Retype every entry exactly, character for character.

_ _ _ _ _ _ _

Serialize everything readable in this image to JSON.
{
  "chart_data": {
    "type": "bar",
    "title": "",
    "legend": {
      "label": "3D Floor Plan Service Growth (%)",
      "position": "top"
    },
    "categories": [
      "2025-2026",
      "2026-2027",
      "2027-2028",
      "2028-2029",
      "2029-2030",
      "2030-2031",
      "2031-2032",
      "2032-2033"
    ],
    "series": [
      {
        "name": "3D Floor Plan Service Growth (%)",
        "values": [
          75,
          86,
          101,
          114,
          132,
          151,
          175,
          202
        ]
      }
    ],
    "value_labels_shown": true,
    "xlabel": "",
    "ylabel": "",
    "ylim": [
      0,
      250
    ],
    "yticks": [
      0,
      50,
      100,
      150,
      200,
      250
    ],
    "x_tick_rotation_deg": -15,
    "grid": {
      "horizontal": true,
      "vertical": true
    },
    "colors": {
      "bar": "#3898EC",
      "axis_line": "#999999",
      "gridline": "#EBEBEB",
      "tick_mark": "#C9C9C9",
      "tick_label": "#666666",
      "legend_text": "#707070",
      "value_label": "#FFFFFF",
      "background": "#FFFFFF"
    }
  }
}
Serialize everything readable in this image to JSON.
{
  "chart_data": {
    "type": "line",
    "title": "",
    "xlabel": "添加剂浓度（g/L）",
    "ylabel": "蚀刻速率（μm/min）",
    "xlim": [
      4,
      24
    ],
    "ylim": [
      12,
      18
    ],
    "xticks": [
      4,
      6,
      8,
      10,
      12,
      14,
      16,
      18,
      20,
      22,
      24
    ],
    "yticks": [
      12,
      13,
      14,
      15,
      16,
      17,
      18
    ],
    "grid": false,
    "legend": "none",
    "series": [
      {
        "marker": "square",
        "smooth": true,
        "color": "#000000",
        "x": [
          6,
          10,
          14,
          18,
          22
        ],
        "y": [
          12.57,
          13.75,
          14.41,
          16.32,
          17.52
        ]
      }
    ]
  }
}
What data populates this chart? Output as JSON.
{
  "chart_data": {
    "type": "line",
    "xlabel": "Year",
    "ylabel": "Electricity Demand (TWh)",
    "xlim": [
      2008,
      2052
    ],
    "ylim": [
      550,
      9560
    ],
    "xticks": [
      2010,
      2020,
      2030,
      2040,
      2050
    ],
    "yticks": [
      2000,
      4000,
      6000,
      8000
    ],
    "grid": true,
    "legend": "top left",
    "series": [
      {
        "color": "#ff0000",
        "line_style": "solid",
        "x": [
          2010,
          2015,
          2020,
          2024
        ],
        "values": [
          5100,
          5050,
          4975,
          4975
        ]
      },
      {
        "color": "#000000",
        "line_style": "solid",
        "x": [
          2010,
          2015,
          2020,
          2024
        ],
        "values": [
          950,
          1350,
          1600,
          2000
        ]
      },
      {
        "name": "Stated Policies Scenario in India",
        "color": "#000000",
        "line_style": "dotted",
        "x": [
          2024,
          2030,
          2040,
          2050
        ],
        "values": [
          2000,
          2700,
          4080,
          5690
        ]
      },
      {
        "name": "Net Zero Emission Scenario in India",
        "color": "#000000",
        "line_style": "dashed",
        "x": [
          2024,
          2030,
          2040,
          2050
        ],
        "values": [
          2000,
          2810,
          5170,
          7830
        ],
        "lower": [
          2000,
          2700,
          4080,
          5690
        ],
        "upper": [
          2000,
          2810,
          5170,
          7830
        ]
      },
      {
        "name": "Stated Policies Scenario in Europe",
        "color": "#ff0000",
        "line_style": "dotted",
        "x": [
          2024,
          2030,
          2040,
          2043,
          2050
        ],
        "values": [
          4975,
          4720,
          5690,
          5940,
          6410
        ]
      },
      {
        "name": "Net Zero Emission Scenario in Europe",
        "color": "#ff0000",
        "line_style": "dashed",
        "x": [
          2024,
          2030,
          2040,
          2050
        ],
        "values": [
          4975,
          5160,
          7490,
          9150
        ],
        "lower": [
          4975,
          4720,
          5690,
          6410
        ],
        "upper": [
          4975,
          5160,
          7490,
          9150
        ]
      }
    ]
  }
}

_ _ _ _ _ _ _

■ **Written response**
Serialize everything readable in this image to JSON.
{
  "chart_data": {
    "type": "bar",
    "title": "",
    "legend": {
      "label": "3D Floor Plan Service Growth (%)",
      "position": "top"
    },
    "categories": [
      "2025-2026",
      "2026-2027",
      "2027-2028",
      "2028-2029",
      "2029-2030",
      "2030-2031",
      "2031-2032",
      "2032-2033"
    ],
    "series": [
      {
        "name": "3D Floor Plan Service Growth (%)",
        "values": [
          75,
          86,
          101,
          114,
          132,
          151,
          175,
          202
        ]
      }
    ],
    "value_labels_shown": true,
    "xlabel": "",
    "ylabel": "",
    "ylim": [
      0,
      250
    ],
    "yticks": [
      0,
      50,
      100,
      150,
      200,
      250
    ],
    "x_tick_rotation_deg": -15,
    "grid": {
      "horizontal": true,
      "vertical": true
    },
    "colors": {
      "bar": "#3898EC",
      "axis_line": "#999999",
      "gridline": "#EBEBEB",
      "tick_mark": "#C9C9C9",
      "tick_label": "#666666",
      "legend_text": "#707070",
      "value_label": "#FFFFFF",
      "background": "#FFFFFF"
    }
  }
}
Serialize everything readable in this image to JSON.
{
  "chart_data": {
    "type": "line",
    "title": "",
    "xlabel": "添加剂浓度（g/L）",
    "ylabel": "蚀刻速率（μm/min）",
    "xlim": [
      4,
      24
    ],
    "ylim": [
      12,
      18
    ],
    "xticks": [
      4,
      6,
      8,
      10,
      12,
      14,
      16,
      18,
      20,
      22,
      24
    ],
    "yticks": [
      12,
      13,
      14,
      15,
      16,
      17,
      18
    ],
    "grid": false,
    "legend": "none",
    "series": [
      {
        "marker": "square",
        "smooth": true,
        "color": "#000000",
        "x": [
          6,
          10,
          14,
          18,
          22
        ],
        "y": [
          12.57,
          13.75,
          14.41,
          16.32,
          17.52
        ]
      }
    ]
  }
}
What data populates this chart? Output as JSON.
{
  "chart_data": {
    "type": "line",
    "xlabel": "Year",
    "ylabel": "Electricity Demand (TWh)",
    "xlim": [
      2008,
      2052
    ],
    "ylim": [
      550,
      9560
    ],
    "xticks": [
      2010,
      2020,
      2030,
      2040,
      2050
    ],
    "yticks": [
      2000,
      4000,
      6000,
      8000
    ],
    "grid": true,
    "legend": "top left",
    "series": [
      {
        "color": "#ff0000",
        "line_style": "solid",
        "x": [
          2010,
          2015,
          2020,
          2024
        ],
        "values": [
          5100,
          5050,
          4975,
          4975
        ]
      },
      {
        "color": "#000000",
        "line_style": "solid",
        "x": [
          2010,
          2015,
          2020,
          2024
        ],
        "values": [
          950,
          1350,
          1600,
          2000
        ]
      },
      {
        "name": "Stated Policies Scenario in India",
        "color": "#000000",
        "line_style": "dotted",
        "x": [
          2024,
          2030,
          2040,
          2050
        ],
        "values": [
          2000,
          2700,
          4080,
          5690
        ]
      },
      {
        "name": "Net Zero Emission Scenario in India",
        "color": "#000000",
        "line_style": "dashed",
        "x": [
          2024,
          2030,
          2040,
          2050
        ],
        "values": [
          2000,
          2810,
          5170,
          7830
        ],
        "lower": [
          2000,
          2700,
          4080,
          5690
        ],
        "upper": [
          2000,
          2810,
          5170,
          7830
        ]
      },
      {
        "name": "Stated Policies Scenario in Europe",
        "color": "#ff0000",
        "line_style": "dotted",
        "x": [
          2024,
          2030,
          2040,
          2043,
          2050
        ],
        "values": [
          4975,
          4720,
          5690,
          5940,
          6410
        ]
      },
      {
        "name": "Net Zero Emission Scenario in Europe",
        "color": "#ff0000",
        "line_style": "dashed",
        "x": [
          2024,
          2030,
          2040,
          2050
        ],
        "values": [
          4975,
          5160,
          7490,
          9150
        ],
        "lower": [
          4975,
          4720,
          5690,
          6410
        ],
        "upper": [
          4975,
          5160,
          7490,
          9150
        ]
      }
    ]
  }
}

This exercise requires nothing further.